━━ RECORDS SUPPLIED ━━

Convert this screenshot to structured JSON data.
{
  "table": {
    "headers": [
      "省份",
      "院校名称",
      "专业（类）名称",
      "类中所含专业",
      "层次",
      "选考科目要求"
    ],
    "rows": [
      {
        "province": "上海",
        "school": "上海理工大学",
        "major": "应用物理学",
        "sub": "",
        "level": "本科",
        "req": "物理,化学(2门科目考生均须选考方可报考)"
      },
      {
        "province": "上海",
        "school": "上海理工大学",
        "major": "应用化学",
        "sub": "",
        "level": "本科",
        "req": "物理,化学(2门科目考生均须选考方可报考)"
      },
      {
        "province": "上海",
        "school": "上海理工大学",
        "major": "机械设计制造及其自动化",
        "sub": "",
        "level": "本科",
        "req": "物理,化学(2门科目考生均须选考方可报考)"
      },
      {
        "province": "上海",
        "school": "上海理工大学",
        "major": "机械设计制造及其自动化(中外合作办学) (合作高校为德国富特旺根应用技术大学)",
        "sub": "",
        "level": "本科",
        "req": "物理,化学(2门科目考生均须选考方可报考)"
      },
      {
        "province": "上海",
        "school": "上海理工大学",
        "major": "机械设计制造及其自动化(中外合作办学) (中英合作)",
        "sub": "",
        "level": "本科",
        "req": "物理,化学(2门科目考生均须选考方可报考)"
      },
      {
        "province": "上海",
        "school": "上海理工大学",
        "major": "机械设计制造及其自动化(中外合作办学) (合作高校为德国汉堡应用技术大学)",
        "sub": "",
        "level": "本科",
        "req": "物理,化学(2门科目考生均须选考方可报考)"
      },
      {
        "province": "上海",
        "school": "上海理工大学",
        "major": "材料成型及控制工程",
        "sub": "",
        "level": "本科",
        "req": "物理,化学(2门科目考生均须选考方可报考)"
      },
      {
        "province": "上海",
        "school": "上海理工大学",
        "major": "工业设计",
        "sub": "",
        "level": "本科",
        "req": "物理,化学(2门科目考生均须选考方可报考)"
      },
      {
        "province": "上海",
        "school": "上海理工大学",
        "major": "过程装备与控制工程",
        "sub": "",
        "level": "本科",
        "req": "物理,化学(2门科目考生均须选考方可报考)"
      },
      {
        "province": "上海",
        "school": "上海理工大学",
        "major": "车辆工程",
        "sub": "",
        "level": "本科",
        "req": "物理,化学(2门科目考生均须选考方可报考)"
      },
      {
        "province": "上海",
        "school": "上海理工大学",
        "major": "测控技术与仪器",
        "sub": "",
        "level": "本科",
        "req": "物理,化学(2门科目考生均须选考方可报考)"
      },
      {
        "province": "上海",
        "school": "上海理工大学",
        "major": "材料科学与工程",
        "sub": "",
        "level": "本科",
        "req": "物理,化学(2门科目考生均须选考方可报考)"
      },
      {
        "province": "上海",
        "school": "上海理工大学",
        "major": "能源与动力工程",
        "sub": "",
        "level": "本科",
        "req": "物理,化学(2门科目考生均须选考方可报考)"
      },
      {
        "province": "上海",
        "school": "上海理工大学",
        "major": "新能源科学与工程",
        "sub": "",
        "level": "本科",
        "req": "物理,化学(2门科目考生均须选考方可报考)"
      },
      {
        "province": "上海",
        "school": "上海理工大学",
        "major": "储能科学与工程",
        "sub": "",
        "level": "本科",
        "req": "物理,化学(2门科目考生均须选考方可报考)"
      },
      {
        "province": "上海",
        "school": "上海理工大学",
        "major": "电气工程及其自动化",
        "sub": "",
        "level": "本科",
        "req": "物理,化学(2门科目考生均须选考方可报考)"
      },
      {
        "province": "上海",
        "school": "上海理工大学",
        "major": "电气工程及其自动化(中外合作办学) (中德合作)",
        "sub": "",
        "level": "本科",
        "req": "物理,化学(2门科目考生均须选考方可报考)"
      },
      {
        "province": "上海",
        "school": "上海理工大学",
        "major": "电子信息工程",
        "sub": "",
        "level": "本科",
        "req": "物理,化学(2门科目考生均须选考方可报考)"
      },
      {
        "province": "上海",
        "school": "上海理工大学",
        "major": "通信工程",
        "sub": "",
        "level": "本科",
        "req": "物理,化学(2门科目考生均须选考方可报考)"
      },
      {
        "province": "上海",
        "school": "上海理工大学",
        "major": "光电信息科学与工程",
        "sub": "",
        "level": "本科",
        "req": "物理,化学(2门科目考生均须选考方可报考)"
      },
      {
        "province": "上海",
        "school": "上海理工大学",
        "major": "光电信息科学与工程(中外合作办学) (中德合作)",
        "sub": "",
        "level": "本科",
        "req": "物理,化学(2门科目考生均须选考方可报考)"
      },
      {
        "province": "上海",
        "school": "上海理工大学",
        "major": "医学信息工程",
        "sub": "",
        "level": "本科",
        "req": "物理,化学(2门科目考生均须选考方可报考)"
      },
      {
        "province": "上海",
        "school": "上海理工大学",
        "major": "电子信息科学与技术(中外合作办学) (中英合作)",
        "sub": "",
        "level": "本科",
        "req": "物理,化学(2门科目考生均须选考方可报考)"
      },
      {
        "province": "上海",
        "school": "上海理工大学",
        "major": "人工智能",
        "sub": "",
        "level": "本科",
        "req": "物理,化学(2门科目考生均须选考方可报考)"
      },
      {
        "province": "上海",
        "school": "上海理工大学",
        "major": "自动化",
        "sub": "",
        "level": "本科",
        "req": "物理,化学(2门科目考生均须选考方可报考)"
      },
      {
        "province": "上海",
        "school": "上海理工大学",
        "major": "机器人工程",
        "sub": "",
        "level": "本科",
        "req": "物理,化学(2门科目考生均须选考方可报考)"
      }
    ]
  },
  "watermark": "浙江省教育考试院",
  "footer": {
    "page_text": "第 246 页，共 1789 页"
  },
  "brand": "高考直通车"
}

━━━

**GOAL**
Copy out every line from the records that has the word "中德合作".

**EXERCISE ANSWER**
        "major": "电气工程及其自动化(中外合作办学) (中德合作)",
        "major": "光电信息科学与工程(中外合作办学) (中德合作)",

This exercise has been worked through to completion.